The request: Only the number is wanted: how many lines contain the word "IMHICIHU"?

Given information:
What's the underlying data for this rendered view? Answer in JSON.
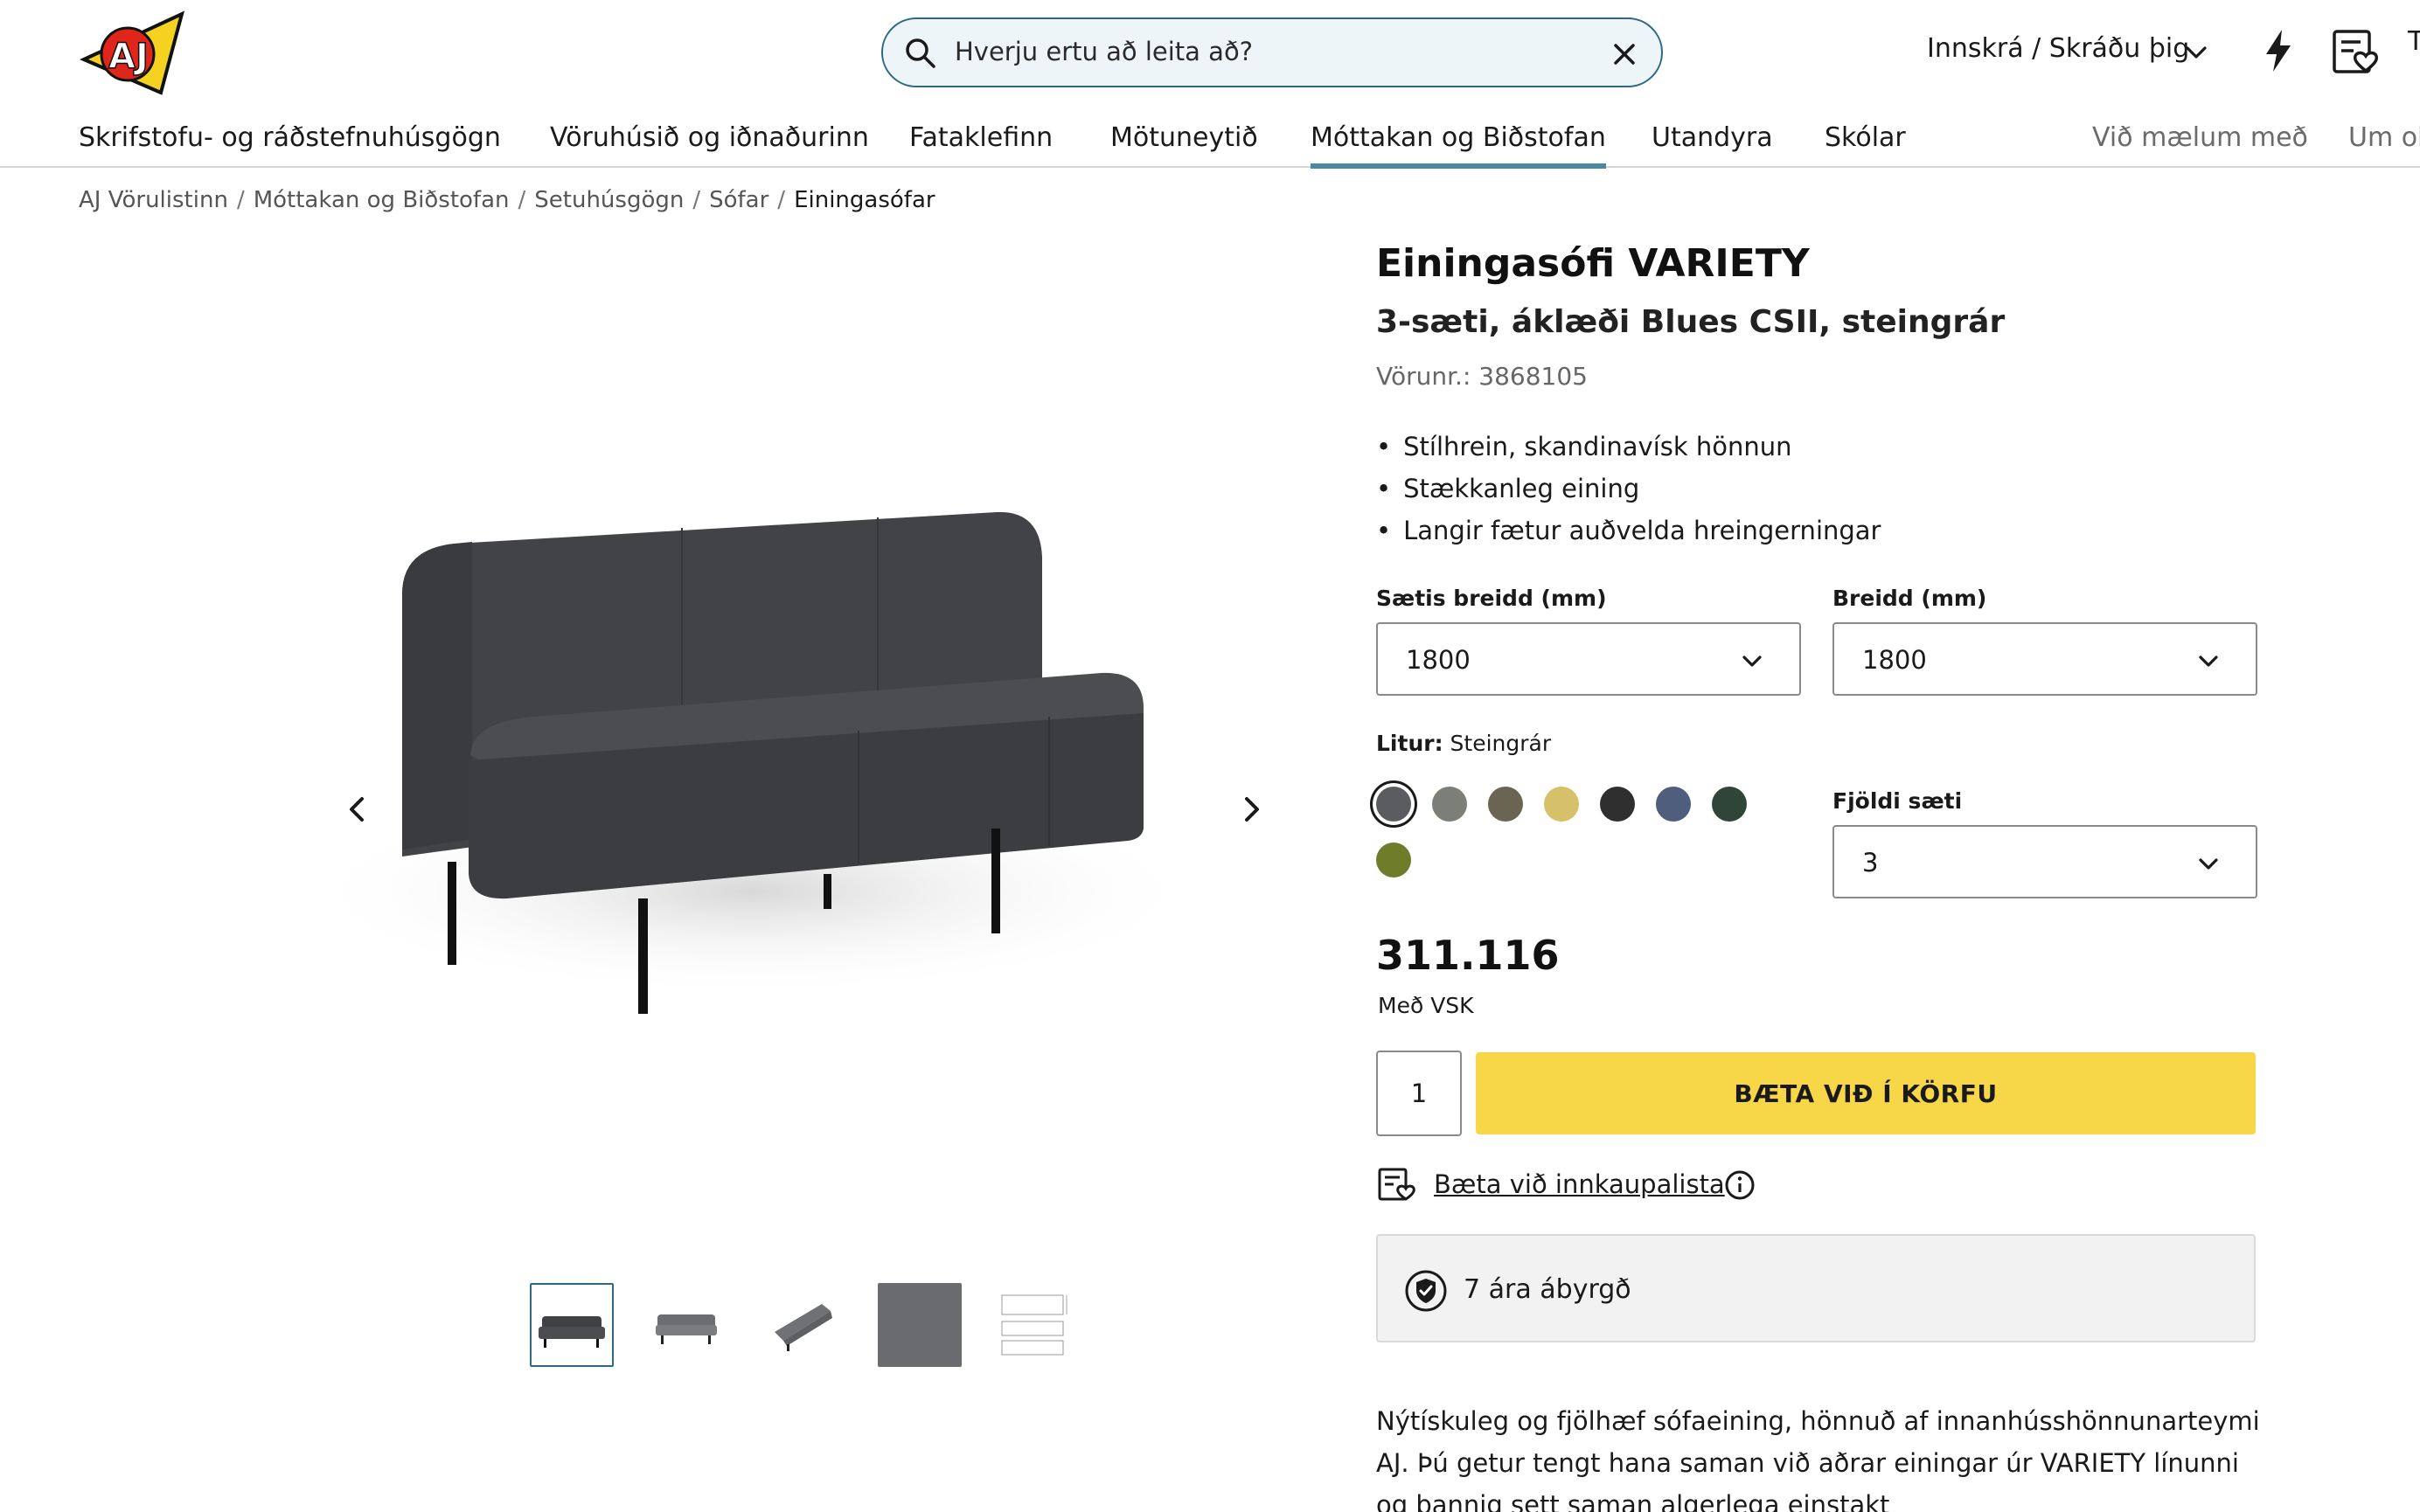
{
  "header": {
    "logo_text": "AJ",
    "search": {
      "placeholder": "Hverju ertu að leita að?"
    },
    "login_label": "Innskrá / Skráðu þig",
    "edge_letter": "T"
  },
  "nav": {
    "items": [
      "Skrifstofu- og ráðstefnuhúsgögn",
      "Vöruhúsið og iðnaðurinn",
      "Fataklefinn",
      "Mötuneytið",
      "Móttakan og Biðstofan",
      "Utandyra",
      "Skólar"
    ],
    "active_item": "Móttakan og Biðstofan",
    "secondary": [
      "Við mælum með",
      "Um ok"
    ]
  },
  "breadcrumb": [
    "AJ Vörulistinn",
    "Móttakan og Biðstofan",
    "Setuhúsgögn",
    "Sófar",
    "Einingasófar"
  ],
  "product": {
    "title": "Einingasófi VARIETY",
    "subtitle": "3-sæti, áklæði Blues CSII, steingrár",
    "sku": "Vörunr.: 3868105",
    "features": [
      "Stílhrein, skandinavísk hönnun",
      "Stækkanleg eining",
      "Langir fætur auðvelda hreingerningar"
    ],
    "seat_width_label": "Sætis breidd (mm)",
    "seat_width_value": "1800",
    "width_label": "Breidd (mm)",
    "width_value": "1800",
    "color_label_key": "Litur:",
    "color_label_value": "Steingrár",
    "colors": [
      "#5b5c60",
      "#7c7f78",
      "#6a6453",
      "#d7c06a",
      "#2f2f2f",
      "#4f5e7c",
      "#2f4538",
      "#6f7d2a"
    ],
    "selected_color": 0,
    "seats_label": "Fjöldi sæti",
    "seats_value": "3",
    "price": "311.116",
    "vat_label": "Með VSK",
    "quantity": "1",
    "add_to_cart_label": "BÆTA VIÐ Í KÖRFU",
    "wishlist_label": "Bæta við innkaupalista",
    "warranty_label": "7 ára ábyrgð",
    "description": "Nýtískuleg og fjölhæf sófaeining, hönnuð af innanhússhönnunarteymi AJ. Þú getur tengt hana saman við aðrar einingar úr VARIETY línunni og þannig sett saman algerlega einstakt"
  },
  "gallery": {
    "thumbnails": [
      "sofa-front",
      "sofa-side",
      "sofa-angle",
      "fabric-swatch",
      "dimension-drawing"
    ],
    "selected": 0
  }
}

--

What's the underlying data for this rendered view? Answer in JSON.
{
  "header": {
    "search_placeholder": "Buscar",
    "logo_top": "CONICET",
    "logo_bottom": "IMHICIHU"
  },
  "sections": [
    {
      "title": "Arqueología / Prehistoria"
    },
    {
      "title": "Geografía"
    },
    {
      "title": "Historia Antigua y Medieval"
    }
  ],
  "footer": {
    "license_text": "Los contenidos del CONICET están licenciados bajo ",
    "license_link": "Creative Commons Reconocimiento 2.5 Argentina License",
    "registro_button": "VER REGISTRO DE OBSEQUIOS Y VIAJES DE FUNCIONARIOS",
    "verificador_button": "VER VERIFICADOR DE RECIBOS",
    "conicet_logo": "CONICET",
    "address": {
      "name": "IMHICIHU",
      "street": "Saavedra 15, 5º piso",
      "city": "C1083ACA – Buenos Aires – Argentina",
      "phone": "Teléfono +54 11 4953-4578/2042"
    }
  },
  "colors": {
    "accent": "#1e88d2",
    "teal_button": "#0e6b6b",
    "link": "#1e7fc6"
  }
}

...

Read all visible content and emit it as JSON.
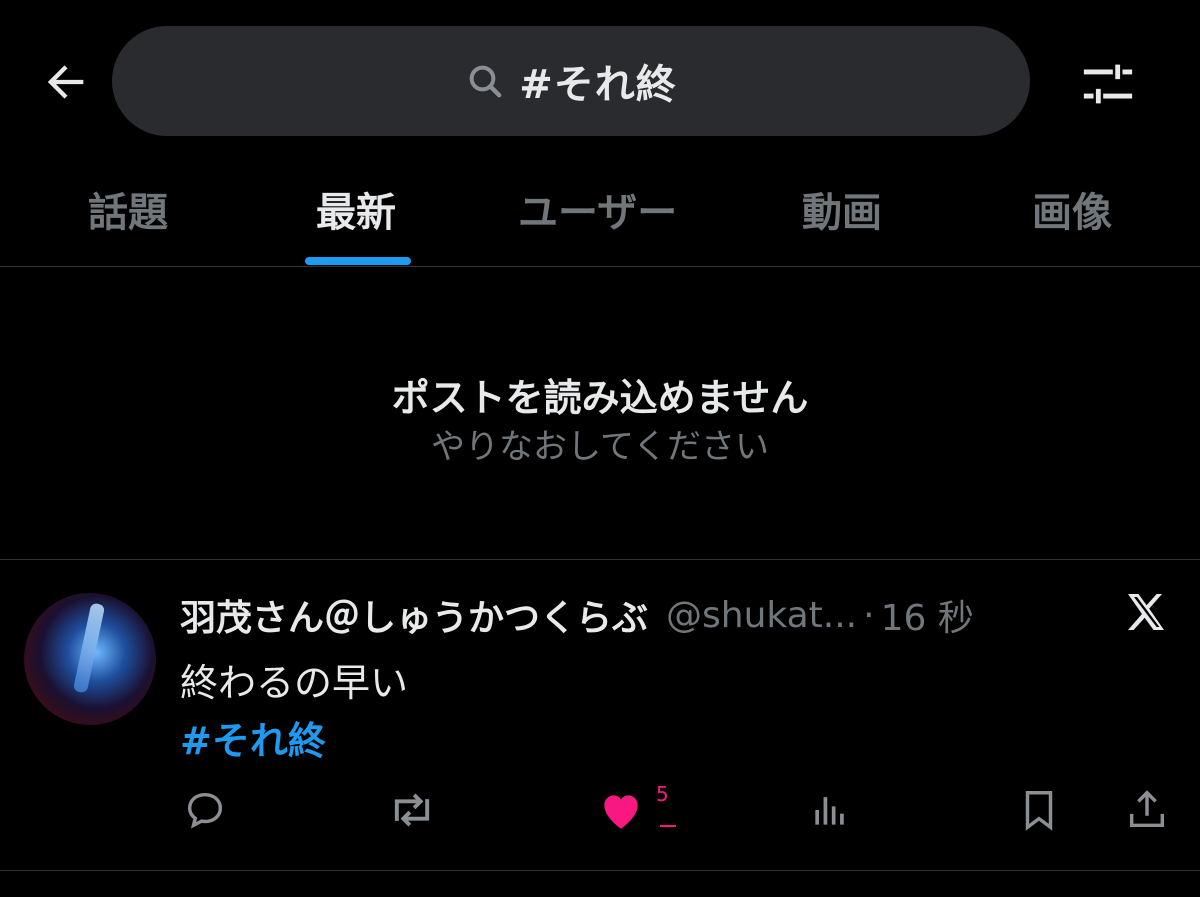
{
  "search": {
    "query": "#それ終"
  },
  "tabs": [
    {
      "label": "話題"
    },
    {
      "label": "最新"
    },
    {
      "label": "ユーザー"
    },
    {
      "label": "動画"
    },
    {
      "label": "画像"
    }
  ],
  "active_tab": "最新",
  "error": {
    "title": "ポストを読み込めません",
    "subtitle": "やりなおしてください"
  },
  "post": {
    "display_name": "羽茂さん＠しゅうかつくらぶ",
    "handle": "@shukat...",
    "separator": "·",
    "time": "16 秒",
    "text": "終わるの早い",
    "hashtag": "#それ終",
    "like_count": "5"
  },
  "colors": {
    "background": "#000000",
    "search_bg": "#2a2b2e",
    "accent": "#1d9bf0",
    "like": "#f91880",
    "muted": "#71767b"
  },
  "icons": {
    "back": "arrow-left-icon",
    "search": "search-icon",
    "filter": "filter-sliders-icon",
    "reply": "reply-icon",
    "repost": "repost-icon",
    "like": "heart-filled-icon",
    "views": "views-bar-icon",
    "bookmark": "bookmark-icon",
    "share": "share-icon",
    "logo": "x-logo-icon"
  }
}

Answer to this exercise: 2